··· Task data ···

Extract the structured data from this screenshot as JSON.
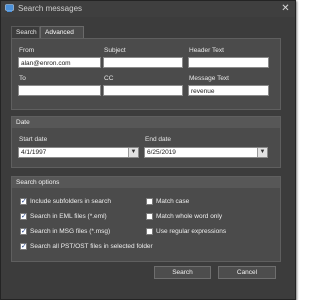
{
  "window": {
    "title": "Search messages",
    "close_glyph": "✕",
    "app_icon": "search-app-icon"
  },
  "tabs": [
    {
      "label": "Search",
      "active": false
    },
    {
      "label": "Advanced",
      "active": true
    }
  ],
  "advanced": {
    "from_label": "From",
    "from_value": "alan@enron.com",
    "subject_label": "Subject",
    "subject_value": "",
    "header_label": "Header Text",
    "header_value": "",
    "to_label": "To",
    "to_value": "",
    "cc_label": "CC",
    "cc_value": "",
    "message_label": "Message Text",
    "message_value": "revenue"
  },
  "date": {
    "section_title": "Date",
    "start_label": "Start date",
    "start_value": "4/1/1997",
    "end_label": "End date",
    "end_value": "6/25/2019",
    "dropdown_glyph": "▼"
  },
  "options": {
    "section_title": "Search options",
    "check_glyph": "✓",
    "items": [
      {
        "label": "Include subfolders in search",
        "checked": true
      },
      {
        "label": "Search in EML files (*.eml)",
        "checked": true
      },
      {
        "label": "Search in MSG files (*.msg)",
        "checked": true
      },
      {
        "label": "Search all PST/OST files in selected folder",
        "checked": true
      },
      {
        "label": "Match case",
        "checked": false
      },
      {
        "label": "Match whole word only",
        "checked": false
      },
      {
        "label": "Use regular expressions",
        "checked": false
      }
    ]
  },
  "buttons": {
    "search": "Search",
    "cancel": "Cancel"
  }
}
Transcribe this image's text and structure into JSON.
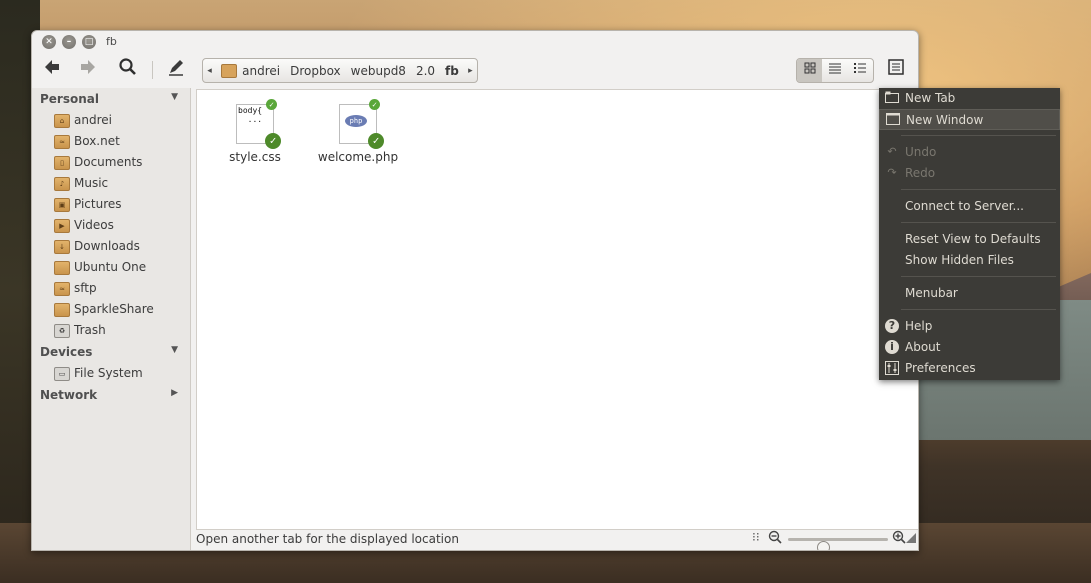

···

- _Task details_:
Images do not belong in the copy; reproduce all other parts of the records above verbatim.

- _Final result_:
Extract the structured data from this screenshot as JSON.
{
  "window": {
    "title": "Search messages",
    "close_glyph": "✕",
    "app_icon": "search-app-icon"
  },
  "tabs": [
    {
      "label": "Search",
      "active": false
    },
    {
      "label": "Advanced",
      "active": true
    }
  ],
  "advanced": {
    "from_label": "From",
    "from_value": "alan@enron.com",
    "subject_label": "Subject",
    "subject_value": "",
    "header_label": "Header Text",
    "header_value": "",
    "to_label": "To",
    "to_value": "",
    "cc_label": "CC",
    "cc_value": "",
    "message_label": "Message Text",
    "message_value": "revenue"
  },
  "date": {
    "section_title": "Date",
    "start_label": "Start date",
    "start_value": "4/1/1997",
    "end_label": "End date",
    "end_value": "6/25/2019",
    "dropdown_glyph": "▼"
  },
  "options": {
    "section_title": "Search options",
    "check_glyph": "✓",
    "items": [
      {
        "label": "Include subfolders in search",
        "checked": true
      },
      {
        "label": "Search in EML files (*.eml)",
        "checked": true
      },
      {
        "label": "Search in MSG files (*.msg)",
        "checked": true
      },
      {
        "label": "Search all PST/OST files in selected folder",
        "checked": true
      },
      {
        "label": "Match case",
        "checked": false
      },
      {
        "label": "Match whole word only",
        "checked": false
      },
      {
        "label": "Use regular expressions",
        "checked": false
      }
    ]
  },
  "buttons": {
    "search": "Search",
    "cancel": "Cancel"
  }
}
Transcribe this image's text and structure into JSON.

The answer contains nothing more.